* **EXERCISE OBJECTIVE**: Return all lines in the material below that contain "this".

* **SOURCE RECORDS**:
********************

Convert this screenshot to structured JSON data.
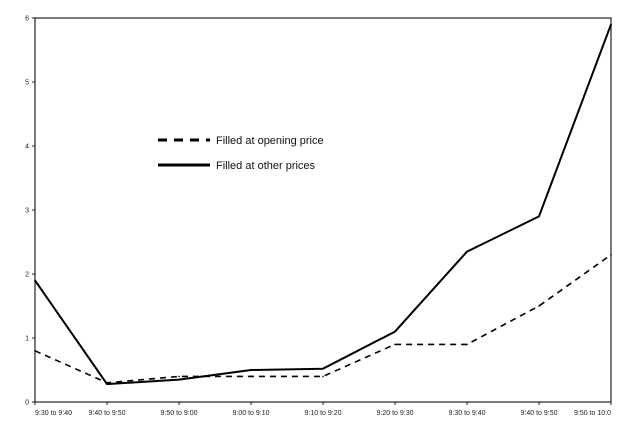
{
  "chart_data": {
    "type": "line",
    "title": "",
    "xlabel": "",
    "ylabel": "",
    "categories": [
      "9:30 to 9:40",
      "9:40 to 9:50",
      "9:50 to 9:00",
      "9:00 to 9:10",
      "9:10 to 9:20",
      "9:20 to 9:30",
      "9:30 to 9:40",
      "9:40 to 9:50",
      "9:50 to 10:0"
    ],
    "ylim": [
      0,
      6
    ],
    "yticks": [
      "0",
      "1",
      "2",
      "3",
      "4",
      "5",
      "6"
    ],
    "grid": false,
    "legend_position": "upper-left",
    "series": [
      {
        "name": "Filled at opening price",
        "style": "dashed",
        "color": "#000000",
        "values": [
          0.8,
          0.3,
          0.4,
          0.4,
          0.4,
          0.9,
          0.9,
          1.5,
          2.3
        ]
      },
      {
        "name": "Filled at other prices",
        "style": "solid",
        "color": "#000000",
        "values": [
          1.9,
          0.28,
          0.35,
          0.5,
          0.52,
          1.1,
          2.35,
          2.9,
          5.9
        ]
      }
    ]
  }
}
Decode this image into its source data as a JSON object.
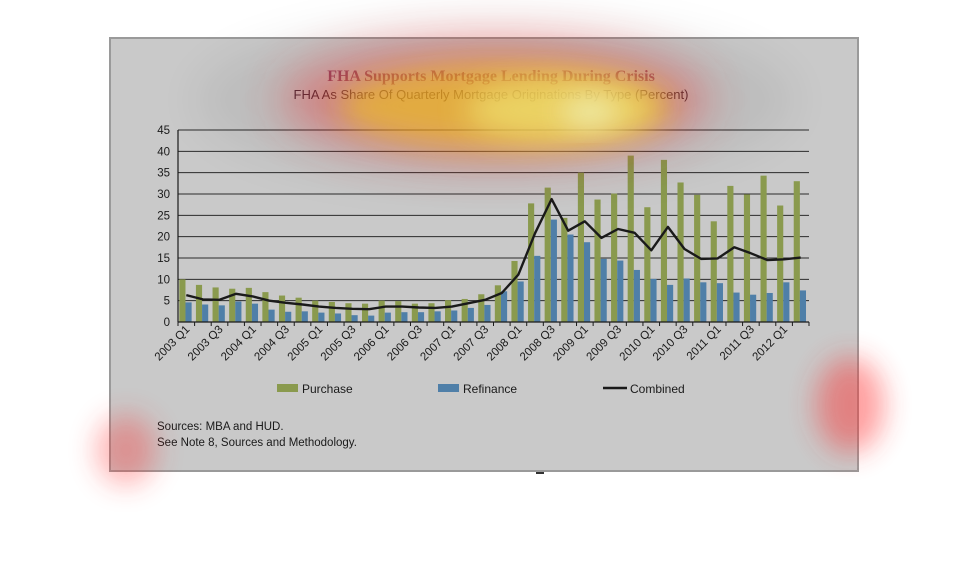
{
  "chart_data": {
    "type": "bar",
    "title": "FHA Supports Mortgage Lending During Crisis",
    "subtitle": "FHA As Share Of Quarterly Mortgage Originations By Type (Percent)",
    "x_tick_labels": [
      "2003 Q1",
      "2003 Q3",
      "2004 Q1",
      "2004 Q3",
      "2005 Q1",
      "2005 Q3",
      "2006 Q1",
      "2006 Q3",
      "2007 Q1",
      "2007 Q3",
      "2008 Q1",
      "2008 Q3",
      "2009 Q1",
      "2009 Q3",
      "2010 Q1",
      "2010 Q3",
      "2011 Q1",
      "2011 Q3",
      "2012 Q1"
    ],
    "categories": [
      "2003 Q1",
      "2003 Q2",
      "2003 Q3",
      "2003 Q4",
      "2004 Q1",
      "2004 Q2",
      "2004 Q3",
      "2004 Q4",
      "2005 Q1",
      "2005 Q2",
      "2005 Q3",
      "2005 Q4",
      "2006 Q1",
      "2006 Q2",
      "2006 Q3",
      "2006 Q4",
      "2007 Q1",
      "2007 Q2",
      "2007 Q3",
      "2007 Q4",
      "2008 Q1",
      "2008 Q2",
      "2008 Q3",
      "2008 Q4",
      "2009 Q1",
      "2009 Q2",
      "2009 Q3",
      "2009 Q4",
      "2010 Q1",
      "2010 Q2",
      "2010 Q3",
      "2010 Q4",
      "2011 Q1",
      "2011 Q2",
      "2011 Q3",
      "2011 Q4",
      "2012 Q1",
      "2012 Q2"
    ],
    "series": [
      {
        "name": "Purchase",
        "kind": "bar",
        "color": "#8a9a4e",
        "values": [
          10,
          8.7,
          8.1,
          7.8,
          8,
          7,
          6.2,
          5.7,
          5,
          4.7,
          4.4,
          4.3,
          5,
          4.9,
          4.3,
          4.4,
          5.1,
          5.4,
          6.5,
          8.6,
          14.3,
          27.8,
          31.5,
          24.4,
          35,
          28.7,
          30.1,
          39,
          26.9,
          38,
          32.7,
          29.8,
          23.6,
          31.9,
          29.9,
          34.3,
          27.3,
          33
        ]
      },
      {
        "name": "Refinance",
        "kind": "bar",
        "color": "#4f7fa8",
        "values": [
          4.6,
          4.1,
          3.9,
          4.8,
          4.3,
          2.9,
          2.4,
          2.5,
          2.2,
          2,
          1.6,
          1.5,
          2.2,
          2.3,
          2.3,
          2.5,
          2.7,
          3.3,
          4,
          7.2,
          9.5,
          15.5,
          24,
          20.5,
          18.7,
          14.8,
          14.4,
          12.2,
          10.1,
          8.7,
          10.2,
          9.3,
          9.1,
          6.9,
          6.4,
          6.8,
          9.3,
          7.4
        ]
      },
      {
        "name": "Combined",
        "kind": "line",
        "color": "#1a1a1a",
        "values": [
          6.3,
          5.3,
          5.2,
          6.6,
          6,
          5,
          4.5,
          4.1,
          3.6,
          3.3,
          3.1,
          3,
          3.6,
          3.6,
          3.4,
          3.3,
          3.6,
          4.4,
          5.2,
          6.8,
          11.1,
          20.8,
          28.8,
          21.4,
          23.6,
          19.7,
          21.8,
          20.9,
          16.8,
          22.3,
          17.1,
          14.8,
          14.9,
          17.5,
          16.1,
          14.5,
          14.7,
          15.1
        ]
      }
    ],
    "ylim": [
      0,
      45
    ],
    "y_ticks": [
      0,
      5,
      10,
      15,
      20,
      25,
      30,
      35,
      40,
      45
    ],
    "grid": true,
    "legend_position": "bottom"
  },
  "sources": {
    "line1": "Sources:  MBA and HUD.",
    "line2": "See Note 8, Sources and Methodology."
  }
}
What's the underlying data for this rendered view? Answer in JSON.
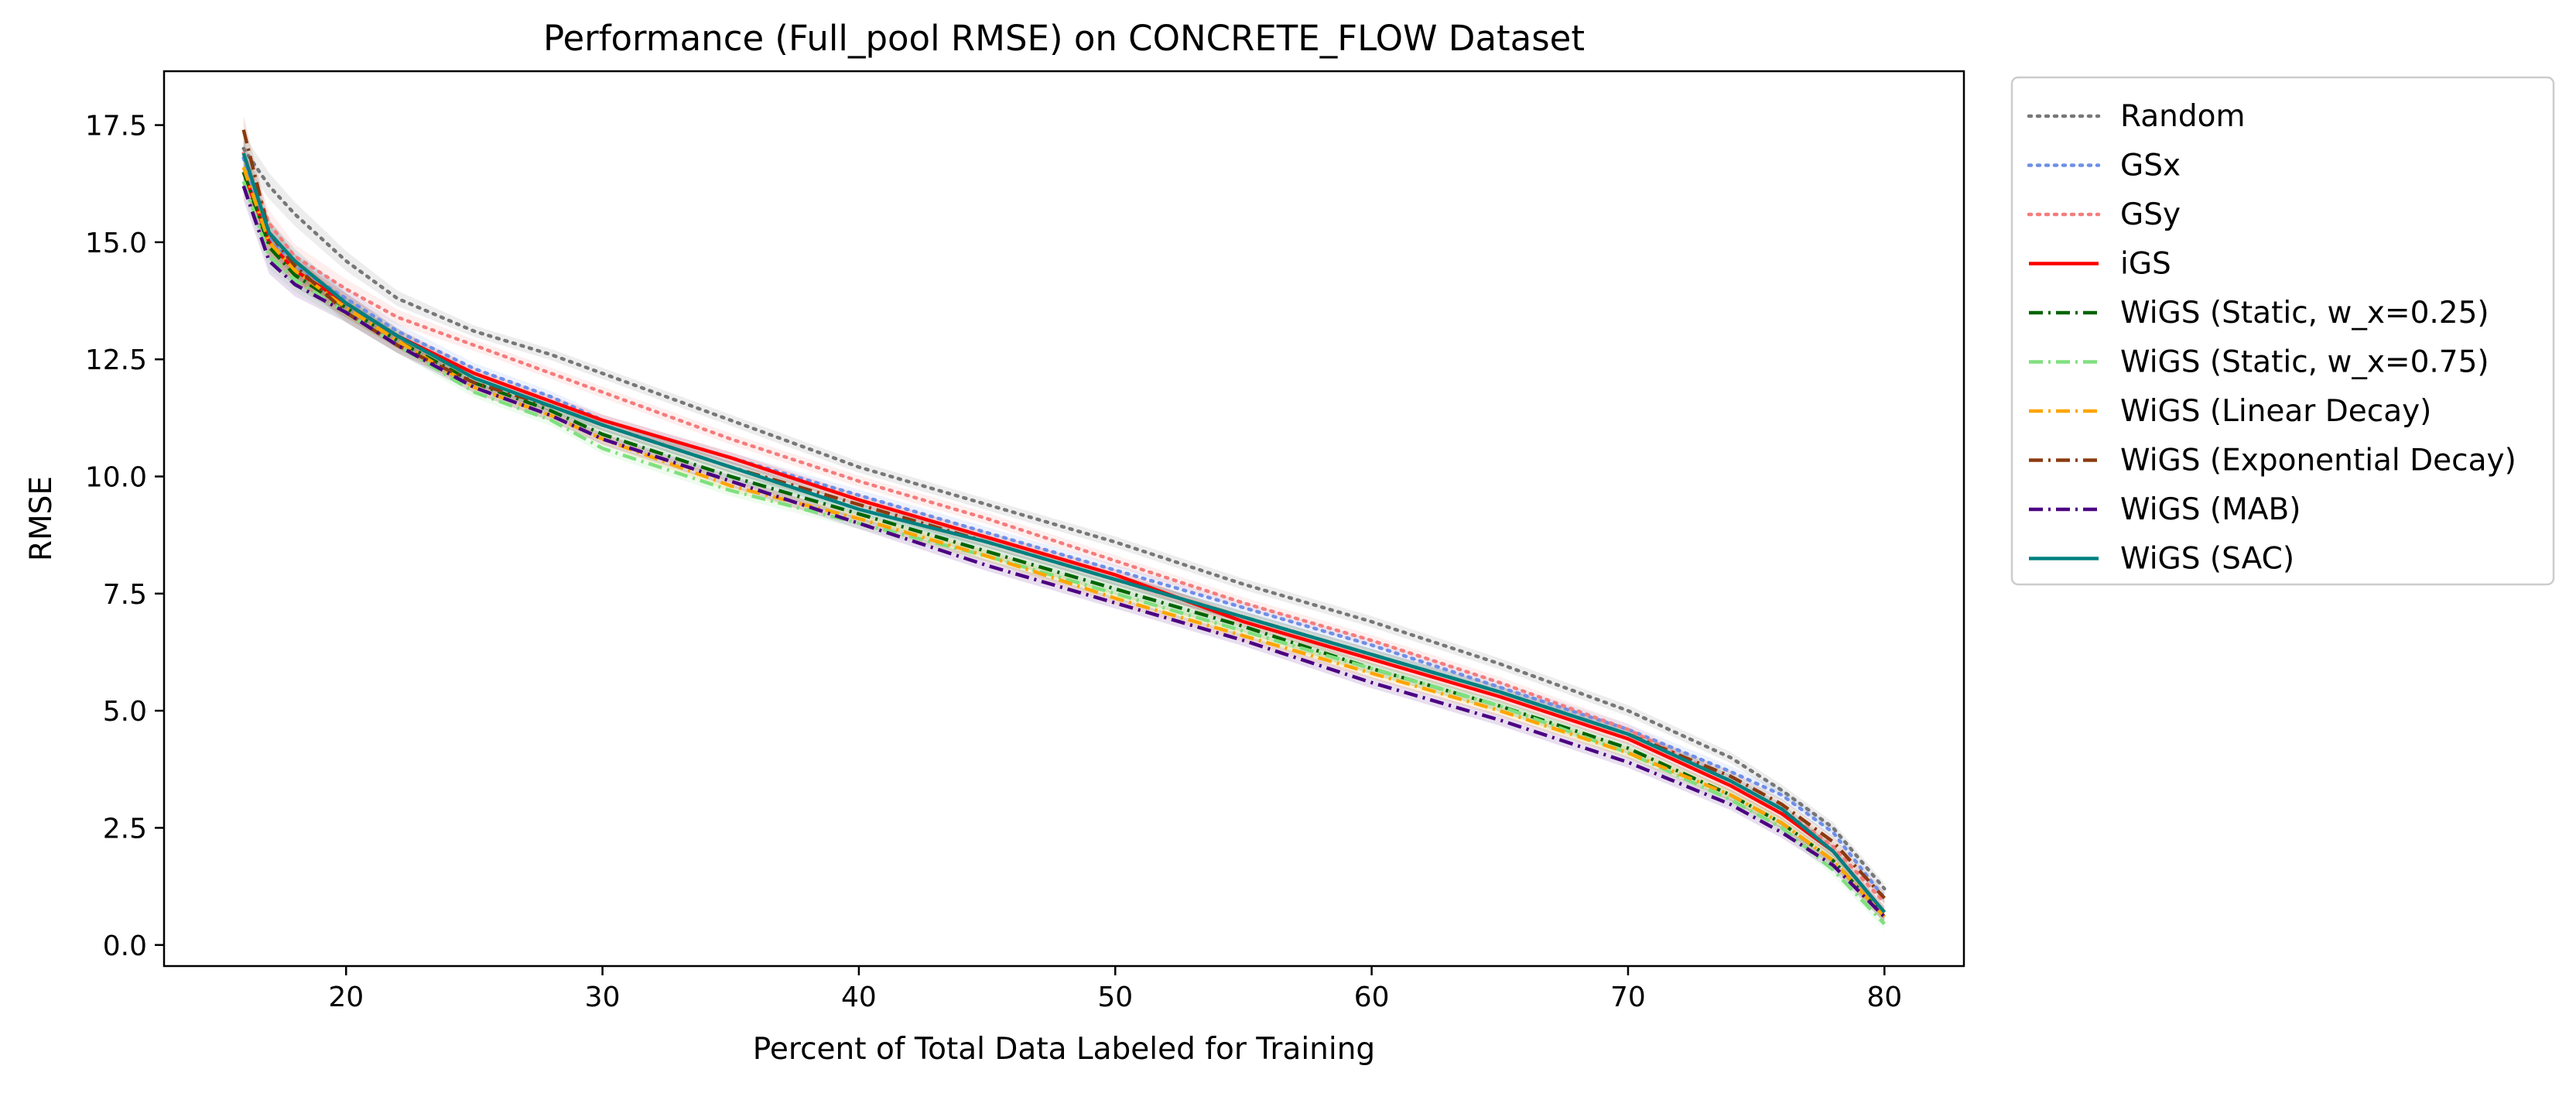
{
  "chart_data": {
    "type": "line",
    "title": "Performance (Full_pool RMSE) on CONCRETE_FLOW Dataset",
    "xlabel": "Percent of Total Data Labeled for Training",
    "ylabel": "RMSE",
    "xlim": [
      12.9,
      83.1
    ],
    "ylim": [
      -0.45,
      18.65
    ],
    "xticks": [
      20,
      30,
      40,
      50,
      60,
      70,
      80
    ],
    "xtick_labels": [
      "20",
      "30",
      "40",
      "50",
      "60",
      "70",
      "80"
    ],
    "yticks": [
      0.0,
      2.5,
      5.0,
      7.5,
      10.0,
      12.5,
      15.0,
      17.5
    ],
    "ytick_labels": [
      "0.0",
      "2.5",
      "5.0",
      "7.5",
      "10.0",
      "12.5",
      "15.0",
      "17.5"
    ],
    "grid": false,
    "legend_position": "outside-right",
    "x": [
      16,
      17,
      18,
      20,
      22,
      25,
      28,
      30,
      35,
      40,
      45,
      50,
      55,
      60,
      65,
      70,
      74,
      76,
      78,
      80
    ],
    "series": [
      {
        "name": "Random",
        "color": "#777777",
        "style": "dotted",
        "band": true,
        "values": [
          17.0,
          16.2,
          15.6,
          14.6,
          13.8,
          13.1,
          12.6,
          12.2,
          11.2,
          10.2,
          9.4,
          8.6,
          7.7,
          6.9,
          6.0,
          5.0,
          4.0,
          3.3,
          2.5,
          1.2
        ]
      },
      {
        "name": "GSx",
        "color": "#6f8fe6",
        "style": "dotted",
        "band": true,
        "values": [
          16.8,
          15.1,
          14.5,
          13.8,
          13.1,
          12.3,
          11.7,
          11.2,
          10.4,
          9.6,
          8.8,
          8.0,
          7.2,
          6.4,
          5.5,
          4.6,
          3.7,
          3.2,
          2.4,
          1.0
        ]
      },
      {
        "name": "GSy",
        "color": "#f47c7c",
        "style": "dotted",
        "band": true,
        "values": [
          16.9,
          15.4,
          14.7,
          14.0,
          13.4,
          12.8,
          12.2,
          11.8,
          10.8,
          9.9,
          9.1,
          8.2,
          7.3,
          6.5,
          5.6,
          4.6,
          3.5,
          2.9,
          2.1,
          0.9
        ]
      },
      {
        "name": "iGS",
        "color": "#ff0000",
        "style": "solid",
        "band": true,
        "values": [
          16.5,
          15.0,
          14.4,
          13.7,
          13.0,
          12.2,
          11.6,
          11.2,
          10.4,
          9.5,
          8.7,
          7.9,
          6.9,
          6.1,
          5.3,
          4.4,
          3.4,
          2.8,
          2.0,
          0.7
        ]
      },
      {
        "name": "WiGS (Static, w_x=0.25)",
        "color": "#006400",
        "style": "dashdot",
        "band": true,
        "values": [
          16.5,
          14.9,
          14.3,
          13.6,
          12.9,
          12.0,
          11.4,
          10.9,
          10.0,
          9.2,
          8.4,
          7.6,
          6.8,
          5.9,
          5.1,
          4.2,
          3.2,
          2.6,
          1.8,
          0.6
        ]
      },
      {
        "name": "WiGS (Static, w_x=0.75)",
        "color": "#7fe07f",
        "style": "dashdot",
        "band": true,
        "values": [
          16.3,
          14.7,
          14.2,
          13.5,
          12.8,
          11.8,
          11.2,
          10.6,
          9.7,
          9.0,
          8.3,
          7.5,
          6.7,
          5.9,
          5.1,
          4.1,
          3.1,
          2.5,
          1.6,
          0.45
        ]
      },
      {
        "name": "WiGS (Linear Decay)",
        "color": "#ffa500",
        "style": "dashdot",
        "band": true,
        "values": [
          16.6,
          15.0,
          14.4,
          13.6,
          12.9,
          11.9,
          11.3,
          10.8,
          9.8,
          9.1,
          8.3,
          7.4,
          6.6,
          5.8,
          5.0,
          4.1,
          3.2,
          2.6,
          1.8,
          0.6
        ]
      },
      {
        "name": "WiGS (Exponential Decay)",
        "color": "#8b3a0f",
        "style": "dashdot",
        "band": true,
        "values": [
          17.4,
          15.2,
          14.5,
          13.5,
          12.8,
          12.0,
          11.5,
          11.1,
          10.2,
          9.4,
          8.6,
          7.8,
          7.0,
          6.2,
          5.4,
          4.5,
          3.6,
          3.0,
          2.2,
          1.0
        ]
      },
      {
        "name": "WiGS (MAB)",
        "color": "#4b0082",
        "style": "dashdot",
        "band": true,
        "values": [
          16.2,
          14.6,
          14.1,
          13.5,
          12.8,
          11.9,
          11.3,
          10.8,
          9.9,
          9.0,
          8.1,
          7.3,
          6.5,
          5.6,
          4.8,
          3.9,
          3.0,
          2.4,
          1.7,
          0.6
        ]
      },
      {
        "name": "WiGS (SAC)",
        "color": "#008080",
        "style": "solid",
        "band": true,
        "values": [
          16.9,
          15.2,
          14.6,
          13.7,
          13.0,
          12.1,
          11.5,
          11.1,
          10.2,
          9.3,
          8.6,
          7.8,
          7.0,
          6.2,
          5.4,
          4.5,
          3.5,
          2.9,
          2.0,
          0.7
        ]
      }
    ]
  }
}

********************

* **RESPONSE BELOW**:
Convert this screenshot to structured JSON data.
Decode this image into its source data as a JSON object.
What's the underlying data for this rendered view? Answer in JSON.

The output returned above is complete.